[Dataset excerpts]
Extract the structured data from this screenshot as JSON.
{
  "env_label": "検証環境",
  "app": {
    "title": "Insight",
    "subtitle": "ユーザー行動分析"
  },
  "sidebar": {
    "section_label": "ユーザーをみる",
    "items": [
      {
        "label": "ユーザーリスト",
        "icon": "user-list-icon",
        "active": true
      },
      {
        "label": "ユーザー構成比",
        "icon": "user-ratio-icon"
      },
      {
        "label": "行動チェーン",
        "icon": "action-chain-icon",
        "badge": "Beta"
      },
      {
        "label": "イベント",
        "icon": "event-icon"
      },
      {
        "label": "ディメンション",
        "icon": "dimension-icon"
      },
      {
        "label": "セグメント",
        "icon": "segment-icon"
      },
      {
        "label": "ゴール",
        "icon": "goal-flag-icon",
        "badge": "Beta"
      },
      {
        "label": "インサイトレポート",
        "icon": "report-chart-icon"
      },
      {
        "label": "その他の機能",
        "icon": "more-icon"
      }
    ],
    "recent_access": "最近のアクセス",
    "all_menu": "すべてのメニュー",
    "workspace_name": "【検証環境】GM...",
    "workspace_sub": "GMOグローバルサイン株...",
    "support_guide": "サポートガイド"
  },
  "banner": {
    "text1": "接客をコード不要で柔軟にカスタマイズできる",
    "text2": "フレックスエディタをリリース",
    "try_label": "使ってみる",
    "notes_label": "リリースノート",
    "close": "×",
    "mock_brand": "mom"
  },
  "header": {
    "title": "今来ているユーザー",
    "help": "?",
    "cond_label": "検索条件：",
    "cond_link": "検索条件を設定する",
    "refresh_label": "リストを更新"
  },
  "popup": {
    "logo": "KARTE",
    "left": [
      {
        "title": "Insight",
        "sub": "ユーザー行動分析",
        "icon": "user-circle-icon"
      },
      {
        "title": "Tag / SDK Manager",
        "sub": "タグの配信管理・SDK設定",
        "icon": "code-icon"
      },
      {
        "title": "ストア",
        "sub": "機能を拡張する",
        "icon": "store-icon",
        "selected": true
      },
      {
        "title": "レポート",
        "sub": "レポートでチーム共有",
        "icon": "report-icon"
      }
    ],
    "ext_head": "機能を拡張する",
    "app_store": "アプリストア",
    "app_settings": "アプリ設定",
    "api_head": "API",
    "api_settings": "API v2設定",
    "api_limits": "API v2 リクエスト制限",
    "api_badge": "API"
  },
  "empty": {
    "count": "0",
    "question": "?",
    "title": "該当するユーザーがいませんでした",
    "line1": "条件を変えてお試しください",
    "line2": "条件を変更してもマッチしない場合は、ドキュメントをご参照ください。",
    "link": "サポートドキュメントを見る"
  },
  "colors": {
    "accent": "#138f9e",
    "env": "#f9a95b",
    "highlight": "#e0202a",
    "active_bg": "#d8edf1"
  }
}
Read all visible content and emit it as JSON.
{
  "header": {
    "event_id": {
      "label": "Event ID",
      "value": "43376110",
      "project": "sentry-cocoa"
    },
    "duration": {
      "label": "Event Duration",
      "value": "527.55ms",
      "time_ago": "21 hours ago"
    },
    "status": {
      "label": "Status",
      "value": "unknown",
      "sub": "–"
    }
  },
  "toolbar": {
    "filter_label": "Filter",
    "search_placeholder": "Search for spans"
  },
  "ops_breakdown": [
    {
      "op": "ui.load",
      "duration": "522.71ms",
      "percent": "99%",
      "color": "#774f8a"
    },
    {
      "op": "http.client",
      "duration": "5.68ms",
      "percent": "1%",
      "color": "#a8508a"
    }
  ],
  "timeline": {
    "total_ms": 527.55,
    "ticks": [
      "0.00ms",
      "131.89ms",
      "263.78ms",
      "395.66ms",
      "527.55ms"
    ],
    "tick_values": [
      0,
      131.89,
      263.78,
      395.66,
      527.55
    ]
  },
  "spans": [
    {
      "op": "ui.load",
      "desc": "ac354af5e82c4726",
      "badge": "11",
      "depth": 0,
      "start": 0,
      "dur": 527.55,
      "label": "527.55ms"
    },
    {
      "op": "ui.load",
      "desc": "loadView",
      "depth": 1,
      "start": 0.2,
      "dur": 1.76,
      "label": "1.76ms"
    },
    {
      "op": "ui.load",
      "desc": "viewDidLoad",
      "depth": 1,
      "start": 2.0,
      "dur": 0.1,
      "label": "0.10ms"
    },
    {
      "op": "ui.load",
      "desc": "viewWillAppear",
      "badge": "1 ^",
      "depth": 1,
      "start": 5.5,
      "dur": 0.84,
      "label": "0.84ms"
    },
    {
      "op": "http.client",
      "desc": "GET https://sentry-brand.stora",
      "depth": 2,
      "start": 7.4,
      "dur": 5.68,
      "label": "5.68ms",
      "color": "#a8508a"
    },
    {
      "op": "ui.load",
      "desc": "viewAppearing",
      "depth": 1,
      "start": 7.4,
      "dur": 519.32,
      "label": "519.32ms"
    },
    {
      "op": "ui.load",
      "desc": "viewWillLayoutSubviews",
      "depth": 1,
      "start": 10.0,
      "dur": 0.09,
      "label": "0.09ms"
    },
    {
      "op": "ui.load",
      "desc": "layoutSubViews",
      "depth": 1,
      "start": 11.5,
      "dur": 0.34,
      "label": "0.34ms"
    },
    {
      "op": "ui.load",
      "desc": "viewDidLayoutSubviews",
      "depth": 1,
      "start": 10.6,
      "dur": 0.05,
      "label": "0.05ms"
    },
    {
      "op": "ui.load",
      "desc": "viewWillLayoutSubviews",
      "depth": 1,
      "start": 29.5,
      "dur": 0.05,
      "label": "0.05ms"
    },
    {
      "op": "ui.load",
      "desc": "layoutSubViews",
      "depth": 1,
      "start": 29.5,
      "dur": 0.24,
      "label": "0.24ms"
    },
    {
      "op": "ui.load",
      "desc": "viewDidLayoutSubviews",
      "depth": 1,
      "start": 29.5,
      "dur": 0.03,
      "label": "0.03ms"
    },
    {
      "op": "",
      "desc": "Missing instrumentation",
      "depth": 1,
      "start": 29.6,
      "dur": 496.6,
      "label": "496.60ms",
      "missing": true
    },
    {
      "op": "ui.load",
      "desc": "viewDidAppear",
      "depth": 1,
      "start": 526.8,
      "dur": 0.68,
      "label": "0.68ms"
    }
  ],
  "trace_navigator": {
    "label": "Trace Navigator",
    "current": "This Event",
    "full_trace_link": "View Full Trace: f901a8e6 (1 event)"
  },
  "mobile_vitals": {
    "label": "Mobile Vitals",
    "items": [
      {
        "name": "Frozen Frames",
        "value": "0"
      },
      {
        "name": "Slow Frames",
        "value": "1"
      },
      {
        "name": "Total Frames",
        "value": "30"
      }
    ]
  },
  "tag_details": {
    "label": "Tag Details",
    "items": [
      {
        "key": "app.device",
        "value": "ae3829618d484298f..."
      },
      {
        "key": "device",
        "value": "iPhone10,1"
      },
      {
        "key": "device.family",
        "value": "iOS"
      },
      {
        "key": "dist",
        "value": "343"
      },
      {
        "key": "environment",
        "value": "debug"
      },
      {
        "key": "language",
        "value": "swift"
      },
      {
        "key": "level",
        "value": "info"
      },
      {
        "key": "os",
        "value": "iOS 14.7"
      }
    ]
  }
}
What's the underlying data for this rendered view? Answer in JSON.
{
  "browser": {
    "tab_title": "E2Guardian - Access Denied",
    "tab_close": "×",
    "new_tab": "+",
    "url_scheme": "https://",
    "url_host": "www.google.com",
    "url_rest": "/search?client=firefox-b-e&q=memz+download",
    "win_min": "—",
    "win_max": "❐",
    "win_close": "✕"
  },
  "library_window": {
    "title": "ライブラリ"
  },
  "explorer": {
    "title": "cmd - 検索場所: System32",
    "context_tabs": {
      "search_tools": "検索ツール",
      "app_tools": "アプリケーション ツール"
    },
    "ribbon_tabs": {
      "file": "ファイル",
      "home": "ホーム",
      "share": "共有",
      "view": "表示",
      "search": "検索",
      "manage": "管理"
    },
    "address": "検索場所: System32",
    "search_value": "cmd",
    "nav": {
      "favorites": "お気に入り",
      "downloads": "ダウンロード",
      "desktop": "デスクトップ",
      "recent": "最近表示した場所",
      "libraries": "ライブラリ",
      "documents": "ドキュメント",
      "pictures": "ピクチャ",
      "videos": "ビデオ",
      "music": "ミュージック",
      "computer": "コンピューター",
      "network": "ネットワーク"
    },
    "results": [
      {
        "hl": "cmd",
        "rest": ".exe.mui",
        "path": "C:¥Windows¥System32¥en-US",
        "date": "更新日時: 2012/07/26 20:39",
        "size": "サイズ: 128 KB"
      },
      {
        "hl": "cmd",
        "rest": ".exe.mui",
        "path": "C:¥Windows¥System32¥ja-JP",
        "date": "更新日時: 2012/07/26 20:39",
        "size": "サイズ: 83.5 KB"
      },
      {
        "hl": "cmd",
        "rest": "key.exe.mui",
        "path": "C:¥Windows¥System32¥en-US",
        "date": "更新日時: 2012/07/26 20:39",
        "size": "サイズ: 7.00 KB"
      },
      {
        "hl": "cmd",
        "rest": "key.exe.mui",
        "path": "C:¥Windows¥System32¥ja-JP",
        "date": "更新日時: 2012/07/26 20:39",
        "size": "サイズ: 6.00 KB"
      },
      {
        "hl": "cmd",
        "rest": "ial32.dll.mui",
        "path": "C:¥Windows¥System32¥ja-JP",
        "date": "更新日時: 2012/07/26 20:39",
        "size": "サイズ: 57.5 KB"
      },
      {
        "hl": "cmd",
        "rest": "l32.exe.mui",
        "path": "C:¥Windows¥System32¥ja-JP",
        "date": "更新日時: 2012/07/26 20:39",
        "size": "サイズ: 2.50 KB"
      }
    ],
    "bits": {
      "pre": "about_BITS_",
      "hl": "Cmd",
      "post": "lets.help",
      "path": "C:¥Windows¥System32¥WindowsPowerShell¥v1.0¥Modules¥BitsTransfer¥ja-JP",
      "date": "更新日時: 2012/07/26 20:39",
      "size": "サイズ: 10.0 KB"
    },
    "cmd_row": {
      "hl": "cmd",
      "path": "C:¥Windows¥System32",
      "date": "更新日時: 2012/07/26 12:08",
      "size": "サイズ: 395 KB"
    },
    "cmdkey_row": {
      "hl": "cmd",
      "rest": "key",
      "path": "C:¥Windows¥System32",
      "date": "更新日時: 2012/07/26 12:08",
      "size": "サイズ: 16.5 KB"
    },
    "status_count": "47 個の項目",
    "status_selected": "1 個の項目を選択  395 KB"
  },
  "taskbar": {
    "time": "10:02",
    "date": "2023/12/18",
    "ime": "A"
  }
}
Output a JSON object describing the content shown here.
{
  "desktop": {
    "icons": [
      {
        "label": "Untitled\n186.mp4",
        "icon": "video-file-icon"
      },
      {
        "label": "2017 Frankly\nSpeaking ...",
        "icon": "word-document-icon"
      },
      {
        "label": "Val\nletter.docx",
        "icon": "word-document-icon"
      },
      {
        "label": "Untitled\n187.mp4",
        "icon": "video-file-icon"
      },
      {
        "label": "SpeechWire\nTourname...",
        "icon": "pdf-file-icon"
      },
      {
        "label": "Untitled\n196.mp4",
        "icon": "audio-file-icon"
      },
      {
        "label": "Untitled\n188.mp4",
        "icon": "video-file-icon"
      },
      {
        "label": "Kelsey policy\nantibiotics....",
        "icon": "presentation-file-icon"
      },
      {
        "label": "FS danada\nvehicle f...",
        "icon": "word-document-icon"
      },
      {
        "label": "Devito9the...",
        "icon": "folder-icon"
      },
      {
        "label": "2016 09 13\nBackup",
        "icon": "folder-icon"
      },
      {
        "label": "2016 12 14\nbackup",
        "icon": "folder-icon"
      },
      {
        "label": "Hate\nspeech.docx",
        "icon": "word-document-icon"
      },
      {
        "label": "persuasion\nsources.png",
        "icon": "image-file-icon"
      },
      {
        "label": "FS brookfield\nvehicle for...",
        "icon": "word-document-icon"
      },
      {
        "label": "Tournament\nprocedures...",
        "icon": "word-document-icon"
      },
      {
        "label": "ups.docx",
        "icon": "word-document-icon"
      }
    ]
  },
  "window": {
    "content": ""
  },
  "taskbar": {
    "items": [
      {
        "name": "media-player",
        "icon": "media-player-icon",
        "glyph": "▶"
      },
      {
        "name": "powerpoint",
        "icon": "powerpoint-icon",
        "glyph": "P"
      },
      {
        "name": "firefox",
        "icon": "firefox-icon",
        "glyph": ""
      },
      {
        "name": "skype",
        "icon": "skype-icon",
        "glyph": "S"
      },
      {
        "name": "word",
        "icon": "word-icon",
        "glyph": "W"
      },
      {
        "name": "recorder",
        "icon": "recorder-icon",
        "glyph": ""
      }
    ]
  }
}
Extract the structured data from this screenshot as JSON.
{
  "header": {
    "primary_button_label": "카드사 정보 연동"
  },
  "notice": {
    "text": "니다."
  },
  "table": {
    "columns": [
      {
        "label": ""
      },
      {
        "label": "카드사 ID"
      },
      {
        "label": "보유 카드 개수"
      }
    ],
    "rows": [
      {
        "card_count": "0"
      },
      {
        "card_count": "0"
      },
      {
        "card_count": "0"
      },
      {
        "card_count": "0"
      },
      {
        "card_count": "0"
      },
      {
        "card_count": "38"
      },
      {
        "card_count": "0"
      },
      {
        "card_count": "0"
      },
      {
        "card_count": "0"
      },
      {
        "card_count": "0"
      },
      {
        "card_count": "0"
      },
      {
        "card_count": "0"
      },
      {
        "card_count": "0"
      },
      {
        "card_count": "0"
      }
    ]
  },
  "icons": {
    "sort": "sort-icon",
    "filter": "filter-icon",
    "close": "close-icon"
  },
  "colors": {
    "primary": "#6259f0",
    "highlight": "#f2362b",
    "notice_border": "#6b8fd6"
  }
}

→ SHORT TASK
Only the number is wanted: how many lines of the data contain the word "spans"?

→ EXERCISE ANSWER
2